Passage.
Voice audio issues with 2023.3 and new orchestrator

jackjansen commented 5 months ago

We're seeing all sorts of different issues with voice audio:

Too long delays (600ms for uncompressed audio over TCP)
- And this does not always seem to be reflected in the latency_ms in the stats: output...
Sometimes no audio at all (possibly due to orchestrator desync?)
Lots of error messages about missing audio (maybe correlated to the above?)

We need to investigate what is going on.

And let's use this issue to document whatever we find.

jackjansen commented 4 months ago

If it turns out that #144 has been fixed we should also check these points again. Crossing finger that they'll also be fixed.

jackjansen commented 4 months ago

Confirmed fixed.

jackjansen commented 4 months ago

Re-opened this. The second and third bullet point were indeed fixed, but the first one not yet.

ashutosh3308 commented 4 months ago

There were two things that we tested this and last week:

First issue: If all participants can hear each other. We tested it last week and found that all the participants could hear each other. So, this issue has been resolved.
Second Issue: The Reported Delay (via Stats) against the Actual Delay (by saying Hello).

Dataset records.
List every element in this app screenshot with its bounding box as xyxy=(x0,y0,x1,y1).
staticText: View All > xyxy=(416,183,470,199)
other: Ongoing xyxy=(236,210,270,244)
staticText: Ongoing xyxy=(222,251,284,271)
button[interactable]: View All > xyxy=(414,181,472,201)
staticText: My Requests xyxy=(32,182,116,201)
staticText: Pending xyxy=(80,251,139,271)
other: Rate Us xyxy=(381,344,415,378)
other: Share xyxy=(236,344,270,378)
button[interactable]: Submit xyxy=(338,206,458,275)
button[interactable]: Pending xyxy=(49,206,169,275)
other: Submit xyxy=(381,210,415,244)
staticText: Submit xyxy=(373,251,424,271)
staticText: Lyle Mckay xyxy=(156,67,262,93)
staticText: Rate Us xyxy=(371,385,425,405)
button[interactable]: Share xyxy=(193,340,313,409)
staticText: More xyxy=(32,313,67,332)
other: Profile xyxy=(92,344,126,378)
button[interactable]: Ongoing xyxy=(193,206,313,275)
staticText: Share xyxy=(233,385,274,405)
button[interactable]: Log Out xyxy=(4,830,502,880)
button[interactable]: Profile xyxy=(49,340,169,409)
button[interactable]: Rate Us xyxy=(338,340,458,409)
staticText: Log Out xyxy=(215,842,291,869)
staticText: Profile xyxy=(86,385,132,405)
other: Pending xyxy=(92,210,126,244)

What is asked.
1. In the voice audio thread, how long was the delay for uncompressed audio over TCP?
2. Extend the voice audio thread past its last line.

In response.
1. 600ms.

2.
- Ashu tested it with fiddlehead and his laptop. Two scenarios were tested with Direct TCP and Socket I/O, with simple_avatar, Without_HMD. A simple headphone was connected to fiddlehead and in-bulit microphone/speaker was used for the laptop.
- For Socket_IO and Direct_TCP, the difference between actual and reported latency was approx. 200 ms.
- The reported_latency was approx for Socket_IO and Direct_TCP was 150ms and the Actual_Latency was approx. 370ms. Please note that the latency for Direct_TCP was 15 ms less than the Socket_IO

ashutosh3308 commented 4 months ago

Jack and Ashu tested on MAC to verify if this additional latency could be a Windows_Issue.

On Mac, Direct TCP scenario was tested with simple_avatar, Without_HMDs, simple headphone and in-bulit microphone/speaker was used for the laptop.
The reported_latency was approx for Direct_TCP was 150ms and the Actual_Latency was approx. 360ms.

jackjansen commented 4 months ago

For reference: @jvdrhoof is also seeing some unexpected latencies, sometimes, with a completely different setup: point clouds over socketio or webrtc. Sometimes (but not always) he is getting latencies in the 500ms range, with all machines (both clients and the orchestrator) on local networks.

This may be a red herring, but it may mean that we are looking at a problem that has nothing to do with audio but is actually in a completely different place.

jackjansen commented 4 months ago

(and, completely beside the point: @ashutosh3308 please reserve backticks print("this is code") for code and verbatim things like numbers 3.0 or 2 ms and host names flauwte.local and such. Use italics with underscores for emphasis, or if you want something stand out. And use Strong emphasis with double stars only very sparingly.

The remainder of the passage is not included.